━━ DATASET
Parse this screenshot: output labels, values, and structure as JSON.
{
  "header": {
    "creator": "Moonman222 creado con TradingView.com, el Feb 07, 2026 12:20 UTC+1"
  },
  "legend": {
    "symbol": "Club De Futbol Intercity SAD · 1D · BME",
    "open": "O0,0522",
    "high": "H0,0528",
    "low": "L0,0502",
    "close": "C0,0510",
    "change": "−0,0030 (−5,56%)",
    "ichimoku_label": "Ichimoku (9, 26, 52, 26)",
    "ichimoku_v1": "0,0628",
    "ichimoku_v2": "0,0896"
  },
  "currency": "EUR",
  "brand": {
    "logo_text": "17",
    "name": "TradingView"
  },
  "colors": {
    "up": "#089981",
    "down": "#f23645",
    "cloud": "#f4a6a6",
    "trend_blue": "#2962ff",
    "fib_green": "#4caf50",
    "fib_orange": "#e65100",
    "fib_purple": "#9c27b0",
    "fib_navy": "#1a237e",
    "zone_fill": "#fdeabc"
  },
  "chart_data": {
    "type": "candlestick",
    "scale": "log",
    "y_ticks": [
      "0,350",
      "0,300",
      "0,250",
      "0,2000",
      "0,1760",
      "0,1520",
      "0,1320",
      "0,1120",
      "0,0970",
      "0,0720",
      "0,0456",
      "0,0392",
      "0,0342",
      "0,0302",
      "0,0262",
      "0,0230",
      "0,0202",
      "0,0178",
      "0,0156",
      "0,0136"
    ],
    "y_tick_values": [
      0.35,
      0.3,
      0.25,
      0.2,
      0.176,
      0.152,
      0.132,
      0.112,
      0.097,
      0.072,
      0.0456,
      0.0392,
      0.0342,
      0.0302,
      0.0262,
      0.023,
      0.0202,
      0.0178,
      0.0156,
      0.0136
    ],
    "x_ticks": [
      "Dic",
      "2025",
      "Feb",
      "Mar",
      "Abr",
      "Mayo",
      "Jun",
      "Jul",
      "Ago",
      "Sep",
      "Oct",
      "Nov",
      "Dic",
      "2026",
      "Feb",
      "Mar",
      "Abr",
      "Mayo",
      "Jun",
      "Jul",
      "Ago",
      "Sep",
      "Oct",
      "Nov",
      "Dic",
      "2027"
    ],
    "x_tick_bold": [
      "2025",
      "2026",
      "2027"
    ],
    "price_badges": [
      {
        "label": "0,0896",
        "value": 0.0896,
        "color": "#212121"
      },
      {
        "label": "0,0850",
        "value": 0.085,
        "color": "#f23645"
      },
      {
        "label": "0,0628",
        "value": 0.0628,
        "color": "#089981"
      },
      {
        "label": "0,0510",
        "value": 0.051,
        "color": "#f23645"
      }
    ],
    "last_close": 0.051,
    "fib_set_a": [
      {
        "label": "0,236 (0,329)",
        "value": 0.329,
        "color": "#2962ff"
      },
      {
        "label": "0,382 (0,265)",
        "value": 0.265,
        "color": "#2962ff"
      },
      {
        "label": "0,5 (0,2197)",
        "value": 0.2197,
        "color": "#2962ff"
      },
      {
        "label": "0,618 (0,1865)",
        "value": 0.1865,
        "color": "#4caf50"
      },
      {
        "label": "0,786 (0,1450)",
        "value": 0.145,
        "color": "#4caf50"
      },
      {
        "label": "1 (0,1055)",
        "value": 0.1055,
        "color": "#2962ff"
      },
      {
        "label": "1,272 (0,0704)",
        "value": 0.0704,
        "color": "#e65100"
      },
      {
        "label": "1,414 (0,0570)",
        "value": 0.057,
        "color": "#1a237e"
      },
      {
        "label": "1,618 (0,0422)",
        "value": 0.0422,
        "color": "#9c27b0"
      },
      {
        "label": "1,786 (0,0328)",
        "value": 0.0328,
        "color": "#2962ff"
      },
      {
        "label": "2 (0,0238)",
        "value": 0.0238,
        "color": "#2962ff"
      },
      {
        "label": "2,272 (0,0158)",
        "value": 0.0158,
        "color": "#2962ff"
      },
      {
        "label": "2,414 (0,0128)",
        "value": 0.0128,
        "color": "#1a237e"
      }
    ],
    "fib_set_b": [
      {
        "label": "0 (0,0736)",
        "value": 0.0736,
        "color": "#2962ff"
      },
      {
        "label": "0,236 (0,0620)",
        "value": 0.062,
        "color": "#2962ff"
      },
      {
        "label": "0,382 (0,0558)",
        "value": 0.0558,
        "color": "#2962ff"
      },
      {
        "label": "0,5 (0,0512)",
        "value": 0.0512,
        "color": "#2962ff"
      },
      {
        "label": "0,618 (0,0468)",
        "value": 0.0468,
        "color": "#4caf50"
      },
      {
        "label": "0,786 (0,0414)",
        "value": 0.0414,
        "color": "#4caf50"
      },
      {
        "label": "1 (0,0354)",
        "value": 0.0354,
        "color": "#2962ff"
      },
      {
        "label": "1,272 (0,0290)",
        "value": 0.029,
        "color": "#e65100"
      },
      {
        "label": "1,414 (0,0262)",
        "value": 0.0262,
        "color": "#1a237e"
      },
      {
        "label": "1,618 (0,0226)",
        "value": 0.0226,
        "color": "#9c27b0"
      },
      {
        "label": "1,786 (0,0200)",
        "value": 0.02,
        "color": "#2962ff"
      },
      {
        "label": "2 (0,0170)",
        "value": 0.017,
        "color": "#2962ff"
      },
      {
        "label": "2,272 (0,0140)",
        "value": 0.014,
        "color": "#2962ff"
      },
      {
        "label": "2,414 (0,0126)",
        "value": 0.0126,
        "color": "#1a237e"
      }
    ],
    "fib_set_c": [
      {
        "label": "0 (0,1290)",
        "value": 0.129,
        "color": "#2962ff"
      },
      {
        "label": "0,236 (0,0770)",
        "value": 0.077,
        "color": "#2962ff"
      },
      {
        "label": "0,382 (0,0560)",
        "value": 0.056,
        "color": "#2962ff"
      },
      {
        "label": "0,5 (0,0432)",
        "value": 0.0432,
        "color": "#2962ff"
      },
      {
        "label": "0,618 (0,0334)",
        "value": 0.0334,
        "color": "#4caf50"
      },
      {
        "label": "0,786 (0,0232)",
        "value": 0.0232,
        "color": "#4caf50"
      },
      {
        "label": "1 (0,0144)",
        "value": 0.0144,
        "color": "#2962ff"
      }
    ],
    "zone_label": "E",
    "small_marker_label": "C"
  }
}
━━━━
• **GIVEN TASK**: Return all the data exactly as given.

• **SOLUTION**:
Parse this screenshot: output labels, values, and structure as JSON.
{
  "header": {
    "creator": "Moonman222 creado con TradingView.com, el Feb 07, 2026 12:20 UTC+1"
  },
  "legend": {
    "symbol": "Club De Futbol Intercity SAD · 1D · BME",
    "open": "O0,0522",
    "high": "H0,0528",
    "low": "L0,0502",
    "close": "C0,0510",
    "change": "−0,0030 (−5,56%)",
    "ichimoku_label": "Ichimoku (9, 26, 52, 26)",
    "ichimoku_v1": "0,0628",
    "ichimoku_v2": "0,0896"
  },
  "currency": "EUR",
  "brand": {
    "logo_text": "17",
    "name": "TradingView"
  },
  "colors": {
    "up": "#089981",
    "down": "#f23645",
    "cloud": "#f4a6a6",
    "trend_blue": "#2962ff",
    "fib_green": "#4caf50",
    "fib_orange": "#e65100",
    "fib_purple": "#9c27b0",
    "fib_navy": "#1a237e",
    "zone_fill": "#fdeabc"
  },
  "chart_data": {
    "type": "candlestick",
    "scale": "log",
    "y_ticks": [
      "0,350",
      "0,300",
      "0,250",
      "0,2000",
      "0,1760",
      "0,1520",
      "0,1320",
      "0,1120",
      "0,0970",
      "0,0720",
      "0,0456",
      "0,0392",
      "0,0342",
      "0,0302",
      "0,0262",
      "0,0230",
      "0,0202",
      "0,0178",
      "0,0156",
      "0,0136"
    ],
    "y_tick_values": [
      0.35,
      0.3,
      0.25,
      0.2,
      0.176,
      0.152,
      0.132,
      0.112,
      0.097,
      0.072,
      0.0456,
      0.0392,
      0.0342,
      0.0302,
      0.0262,
      0.023,
      0.0202,
      0.0178,
      0.0156,
      0.0136
    ],
    "x_ticks": [
      "Dic",
      "2025",
      "Feb",
      "Mar",
      "Abr",
      "Mayo",
      "Jun",
      "Jul",
      "Ago",
      "Sep",
      "Oct",
      "Nov",
      "Dic",
      "2026",
      "Feb",
      "Mar",
      "Abr",
      "Mayo",
      "Jun",
      "Jul",
      "Ago",
      "Sep",
      "Oct",
      "Nov",
      "Dic",
      "2027"
    ],
    "x_tick_bold": [
      "2025",
      "2026",
      "2027"
    ],
    "price_badges": [
      {
        "label": "0,0896",
        "value": 0.0896,
        "color": "#212121"
      },
      {
        "label": "0,0850",
        "value": 0.085,
        "color": "#f23645"
      },
      {
        "label": "0,0628",
        "value": 0.0628,
        "color": "#089981"
      },
      {
        "label": "0,0510",
        "value": 0.051,
        "color": "#f23645"
      }
    ],
    "last_close": 0.051,
    "fib_set_a": [
      {
        "label": "0,236 (0,329)",
        "value": 0.329,
        "color": "#2962ff"
      },
      {
        "label": "0,382 (0,265)",
        "value": 0.265,
        "color": "#2962ff"
      },
      {
        "label": "0,5 (0,2197)",
        "value": 0.2197,
        "color": "#2962ff"
      },
      {
        "label": "0,618 (0,1865)",
        "value": 0.1865,
        "color": "#4caf50"
      },
      {
        "label": "0,786 (0,1450)",
        "value": 0.145,
        "color": "#4caf50"
      },
      {
        "label": "1 (0,1055)",
        "value": 0.1055,
        "color": "#2962ff"
      },
      {
        "label": "1,272 (0,0704)",
        "value": 0.0704,
        "color": "#e65100"
      },
      {
        "label": "1,414 (0,0570)",
        "value": 0.057,
        "color": "#1a237e"
      },
      {
        "label": "1,618 (0,0422)",
        "value": 0.0422,
        "color": "#9c27b0"
      },
      {
        "label": "1,786 (0,0328)",
        "value": 0.0328,
        "color": "#2962ff"
      },
      {
        "label": "2 (0,0238)",
        "value": 0.0238,
        "color": "#2962ff"
      },
      {
        "label": "2,272 (0,0158)",
        "value": 0.0158,
        "color": "#2962ff"
      },
      {
        "label": "2,414 (0,0128)",
        "value": 0.0128,
        "color": "#1a237e"
      }
    ],
    "fib_set_b": [
      {
        "label": "0 (0,0736)",
        "value": 0.0736,
        "color": "#2962ff"
      },
      {
        "label": "0,236 (0,0620)",
        "value": 0.062,
        "color": "#2962ff"
      },
      {
        "label": "0,382 (0,0558)",
        "value": 0.0558,
        "color": "#2962ff"
      },
      {
        "label": "0,5 (0,0512)",
        "value": 0.0512,
        "color": "#2962ff"
      },
      {
        "label": "0,618 (0,0468)",
        "value": 0.0468,
        "color": "#4caf50"
      },
      {
        "label": "0,786 (0,0414)",
        "value": 0.0414,
        "color": "#4caf50"
      },
      {
        "label": "1 (0,0354)",
        "value": 0.0354,
        "color": "#2962ff"
      },
      {
        "label": "1,272 (0,0290)",
        "value": 0.029,
        "color": "#e65100"
      },
      {
        "label": "1,414 (0,0262)",
        "value": 0.0262,
        "color": "#1a237e"
      },
      {
        "label": "1,618 (0,0226)",
        "value": 0.0226,
        "color": "#9c27b0"
      },
      {
        "label": "1,786 (0,0200)",
        "value": 0.02,
        "color": "#2962ff"
      },
      {
        "label": "2 (0,0170)",
        "value": 0.017,
        "color": "#2962ff"
      },
      {
        "label": "2,272 (0,0140)",
        "value": 0.014,
        "color": "#2962ff"
      },
      {
        "label": "2,414 (0,0126)",
        "value": 0.0126,
        "color": "#1a237e"
      }
    ],
    "fib_set_c": [
      {
        "label": "0 (0,1290)",
        "value": 0.129,
        "color": "#2962ff"
      },
      {
        "label": "0,236 (0,0770)",
        "value": 0.077,
        "color": "#2962ff"
      },
      {
        "label": "0,382 (0,0560)",
        "value": 0.056,
        "color": "#2962ff"
      },
      {
        "label": "0,5 (0,0432)",
        "value": 0.0432,
        "color": "#2962ff"
      },
      {
        "label": "0,618 (0,0334)",
        "value": 0.0334,
        "color": "#4caf50"
      },
      {
        "label": "0,786 (0,0232)",
        "value": 0.0232,
        "color": "#4caf50"
      },
      {
        "label": "1 (0,0144)",
        "value": 0.0144,
        "color": "#2962ff"
      }
    ],
    "zone_label": "E",
    "small_marker_label": "C"
  }
}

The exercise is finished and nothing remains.